■ STATED EXERCISE ■
Type out all the records word for word. Any pictures are to be left out.

■ ENTRIES ■
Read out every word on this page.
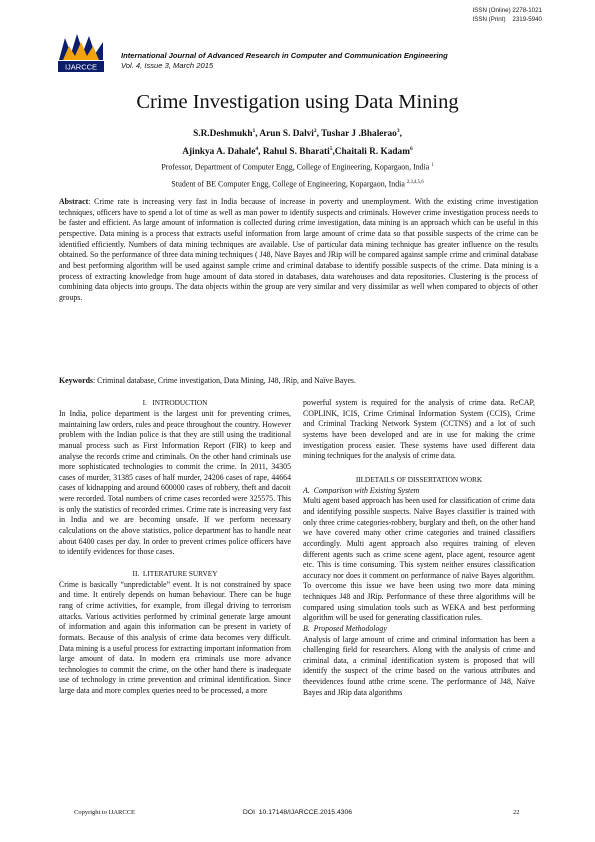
ISSN (Online) 2278-1021
ISSN (Print)    2319-5940
IJARCCE
International Journal of Advanced Research in Computer and Communication Engineering
Vol. 4, Issue 3, March 2015
Crime Investigation using Data Mining
S.R.Deshmukh$^1$, Arun S. Dalvi$^2$, Tushar J .Bhalerao$^3$,
Ajinkya A. Dahale$^4$, Rahul S. Bharati$^5$,Chaitali R. Kadam$^6$
Professor, Department of Computer Engg, College of Engineering, Kopargaon, India $^1$
Student of BE Computer Engg, College of Engineering, Kopargaon, India $^{2,3,4,5,6}$
Abstract: Crime rate is increasing very fast in India because of increase in poverty and unemployment. With the existing crime investigation techniques, officers have to spend a lot of time as well as man power to identify suspects and criminals. However crime investigation process needs to be faster and efficient. As large amount of information is collected during crime investigation, data mining is an approach which can be useful in this perspective. Data mining is a process that extracts useful information from large amount of crime data so that possible suspects of the crime can be identified efficiently. Numbers of data mining techniques are available. Use of particular data mining technique has greater influence on the results obtained. So the performance of three data mining techniques ( J48, Nave Bayes and JRip will be compared against sample crime and criminal database and best performing algorithm will be used against sample crime and criminal database to identify possible suspects of the crime. Data mining is a process of extracting knowledge from huge amount of data stored in databases, data warehouses and data repositories. Clustering is the process of combining data objects into groups. The data objects within the group are very similar and very dissimilar as well when compared to objects of other groups.
Keywords: Criminal database, Crime investigation, Data Mining, J48, JRip, and Naïve Bayes.
I.   INTRODUCTION

In India, police department is the largest unit for preventing crimes, maintaining law orders, rules and peace throughout the country. However problem with the Indian police is that they are still using the traditional manual process such as First Information Report (FIR) to keep and analyse the records crime and criminals. On the other hand criminals use more sophisticated technologies to commit the crime. In 2011, 34305 cases of murder, 31385 cases of half murder, 24206 cases of rape, 44664 cases of kidnapping and around 600000 cases of robbery, theft and dacoit were recorded. Total numbers of crime cases recorded were 325575. This is only the statistics of recorded crimes. Crime rate is increasing very fast in India and we are becoming unsafe. If we perform necessary calculations on the above statistics, police department has to handle near about 6400 cases per day. In order to prevent crimes police officers have to identify evidences for those cases.

II.  LITERATURE SURVEY

Crime is basically “unpredictable” event. It is not constrained by space and time. It entirely depends on human behaviour. There can be huge rang of crime activities, for example, from illegal driving to terrorism attacks. Various activities performed by criminal generate large amount of information and again this information can be present in variety of formats. Because of this analysis of crime data becomes very difficult. Data mining is a useful process for extracting important information from large amount of data. In modern era criminals use more advance technologies to commit the crime, on the other hand there is inadequate use of technology in crime prevention and criminal identification. Since large data and more complex queries need to be processed, a more

powerful system is required for the analysis of crime data. ReCAP, COPLINK, ICIS, Crime Criminal Information System (CCIS), Crime and Criminal Tracking Network System (CCTNS) and a lot of such systems have been developed and are in use for making the crime investigation process easier. These systems have used different data mining techniques for the analysis of crime data.

III.DETAILS OF DISSERTATION WORK

A.  Comparison with Existing System

Multi agent based approach has been used for classification of crime data and identifying possible suspects. Naïve Bayes classifier is trained with only three crime categories-robbery, burglary and theft, on the other hand we have covered many other crime categories and trained classifiers accordingly. Multi agent approach also requires training of eleven different agents such as crime scene agent, place agent, resource agent etc. This is time consuming. This system neither ensures classification accuracy nor does it comment on performance of naïve Bayes algorithm. To overcome this issue we have been using two more data mining techniques J48 and JRip. Performance of these three algorithms will be compared using simulation tools such as WEKA and best performing algorithm will be used for generating classification rules.

B.  Proposed Methodology

Analysis of large amount of crime and criminal information has been a challenging field for researchers. Along with the analysis of crime and criminal data, a criminal identification system is proposed that will identify the suspect of the crime based on the various attributes and theevidences found atthe crime scene. The performance of J48, Naïve Bayes and JRip data algorithms

Copyright to IJARCCE	DOI  10.17148/IJARCCE.2015.4306	22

■ FULL OUTPUT ■
Read out every word on this page.
ISSN (Online) 2278-1021
ISSN (Print)    2319-5940
IJARCCE
International Journal of Advanced Research in Computer and Communication Engineering
Vol. 4, Issue 3, March 2015
Crime Investigation using Data Mining
S.R.Deshmukh$^1$, Arun S. Dalvi$^2$, Tushar J .Bhalerao$^3$,
Ajinkya A. Dahale$^4$, Rahul S. Bharati$^5$,Chaitali R. Kadam$^6$
Professor, Department of Computer Engg, College of Engineering, Kopargaon, India $^1$
Student of BE Computer Engg, College of Engineering, Kopargaon, India $^{2,3,4,5,6}$
Abstract: Crime rate is increasing very fast in India because of increase in poverty and unemployment. With the existing crime investigation techniques, officers have to spend a lot of time as well as man power to identify suspects and criminals. However crime investigation process needs to be faster and efficient. As large amount of information is collected during crime investigation, data mining is an approach which can be useful in this perspective. Data mining is a process that extracts useful information from large amount of crime data so that possible suspects of the crime can be identified efficiently. Numbers of data mining techniques are available. Use of particular data mining technique has greater influence on the results obtained. So the performance of three data mining techniques ( J48, Nave Bayes and JRip will be compared against sample crime and criminal database and best performing algorithm will be used against sample crime and criminal database to identify possible suspects of the crime. Data mining is a process of extracting knowledge from huge amount of data stored in databases, data warehouses and data repositories. Clustering is the process of combining data objects into groups. The data objects within the group are very similar and very dissimilar as well when compared to objects of other groups.
Keywords: Criminal database, Crime investigation, Data Mining, J48, JRip, and Naïve Bayes.
I.   INTRODUCTION

In India, police department is the largest unit for preventing crimes, maintaining law orders, rules and peace throughout the country. However problem with the Indian police is that they are still using the traditional manual process such as First Information Report (FIR) to keep and analyse the records crime and criminals. On the other hand criminals use more sophisticated technologies to commit the crime. In 2011, 34305 cases of murder, 31385 cases of half murder, 24206 cases of rape, 44664 cases of kidnapping and around 600000 cases of robbery, theft and dacoit were recorded. Total numbers of crime cases recorded were 325575. This is only the statistics of recorded crimes. Crime rate is increasing very fast in India and we are becoming unsafe. If we perform necessary calculations on the above statistics, police department has to handle near about 6400 cases per day. In order to prevent crimes police officers have to identify evidences for those cases.

II.  LITERATURE SURVEY

Crime is basically “unpredictable” event. It is not constrained by space and time. It entirely depends on human behaviour. There can be huge rang of crime activities, for example, from illegal driving to terrorism attacks. Various activities performed by criminal generate large amount of information and again this information can be present in variety of formats. Because of this analysis of crime data becomes very difficult. Data mining is a useful process for extracting important information from large amount of data. In modern era criminals use more advance technologies to commit the crime, on the other hand there is inadequate use of technology in crime prevention and criminal identification. Since large data and more complex queries need to be processed, a more

powerful system is required for the analysis of crime data. ReCAP, COPLINK, ICIS, Crime Criminal Information System (CCIS), Crime and Criminal Tracking Network System (CCTNS) and a lot of such systems have been developed and are in use for making the crime investigation process easier. These systems have used different data mining techniques for the analysis of crime data.

III.DETAILS OF DISSERTATION WORK

A.  Comparison with Existing System

Multi agent based approach has been used for classification of crime data and identifying possible suspects. Naïve Bayes classifier is trained with only three crime categories-robbery, burglary and theft, on the other hand we have covered many other crime categories and trained classifiers accordingly. Multi agent approach also requires training of eleven different agents such as crime scene agent, place agent, resource agent etc. This is time consuming. This system neither ensures classification accuracy nor does it comment on performance of naïve Bayes algorithm. To overcome this issue we have been using two more data mining techniques J48 and JRip. Performance of these three algorithms will be compared using simulation tools such as WEKA and best performing algorithm will be used for generating classification rules.

B.  Proposed Methodology

Analysis of large amount of crime and criminal information has been a challenging field for researchers. Along with the analysis of crime and criminal data, a criminal identification system is proposed that will identify the suspect of the crime based on the various attributes and theevidences found atthe crime scene. The performance of J48, Naïve Bayes and JRip data algorithms

Copyright to IJARCCE	DOI  10.17148/IJARCCE.2015.4306	22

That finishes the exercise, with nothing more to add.